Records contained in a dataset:
Start of Block

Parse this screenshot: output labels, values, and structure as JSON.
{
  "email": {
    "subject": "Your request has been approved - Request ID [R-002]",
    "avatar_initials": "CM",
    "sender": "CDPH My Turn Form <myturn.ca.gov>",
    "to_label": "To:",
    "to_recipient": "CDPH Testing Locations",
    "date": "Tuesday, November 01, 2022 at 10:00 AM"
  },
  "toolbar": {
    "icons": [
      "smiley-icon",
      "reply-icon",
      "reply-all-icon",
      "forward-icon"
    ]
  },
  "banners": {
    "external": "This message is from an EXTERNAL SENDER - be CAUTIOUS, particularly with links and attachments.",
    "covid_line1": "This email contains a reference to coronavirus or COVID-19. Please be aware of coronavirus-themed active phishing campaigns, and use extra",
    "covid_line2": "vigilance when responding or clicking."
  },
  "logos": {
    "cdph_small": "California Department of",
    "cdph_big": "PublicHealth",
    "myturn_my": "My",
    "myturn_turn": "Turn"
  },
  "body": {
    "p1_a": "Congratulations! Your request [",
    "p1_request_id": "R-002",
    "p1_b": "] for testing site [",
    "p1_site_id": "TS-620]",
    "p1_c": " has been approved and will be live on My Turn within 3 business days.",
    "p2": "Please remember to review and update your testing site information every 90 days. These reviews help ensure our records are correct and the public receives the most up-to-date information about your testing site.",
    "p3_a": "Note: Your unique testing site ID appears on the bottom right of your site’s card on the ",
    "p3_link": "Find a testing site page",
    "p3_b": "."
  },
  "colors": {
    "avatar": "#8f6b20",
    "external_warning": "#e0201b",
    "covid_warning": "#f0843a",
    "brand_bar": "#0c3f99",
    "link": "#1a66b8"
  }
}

End of Block

Give a word-for-word restatement of every record.

■ WRITTEN RESPONSE ■
Parse this screenshot: output labels, values, and structure as JSON.
{
  "email": {
    "subject": "Your request has been approved - Request ID [R-002]",
    "avatar_initials": "CM",
    "sender": "CDPH My Turn Form <myturn.ca.gov>",
    "to_label": "To:",
    "to_recipient": "CDPH Testing Locations",
    "date": "Tuesday, November 01, 2022 at 10:00 AM"
  },
  "toolbar": {
    "icons": [
      "smiley-icon",
      "reply-icon",
      "reply-all-icon",
      "forward-icon"
    ]
  },
  "banners": {
    "external": "This message is from an EXTERNAL SENDER - be CAUTIOUS, particularly with links and attachments.",
    "covid_line1": "This email contains a reference to coronavirus or COVID-19. Please be aware of coronavirus-themed active phishing campaigns, and use extra",
    "covid_line2": "vigilance when responding or clicking."
  },
  "logos": {
    "cdph_small": "California Department of",
    "cdph_big": "PublicHealth",
    "myturn_my": "My",
    "myturn_turn": "Turn"
  },
  "body": {
    "p1_a": "Congratulations! Your request [",
    "p1_request_id": "R-002",
    "p1_b": "] for testing site [",
    "p1_site_id": "TS-620]",
    "p1_c": " has been approved and will be live on My Turn within 3 business days.",
    "p2": "Please remember to review and update your testing site information every 90 days. These reviews help ensure our records are correct and the public receives the most up-to-date information about your testing site.",
    "p3_a": "Note: Your unique testing site ID appears on the bottom right of your site’s card on the ",
    "p3_link": "Find a testing site page",
    "p3_b": "."
  },
  "colors": {
    "avatar": "#8f6b20",
    "external_warning": "#e0201b",
    "covid_warning": "#f0843a",
    "brand_bar": "#0c3f99",
    "link": "#1a66b8"
  }
}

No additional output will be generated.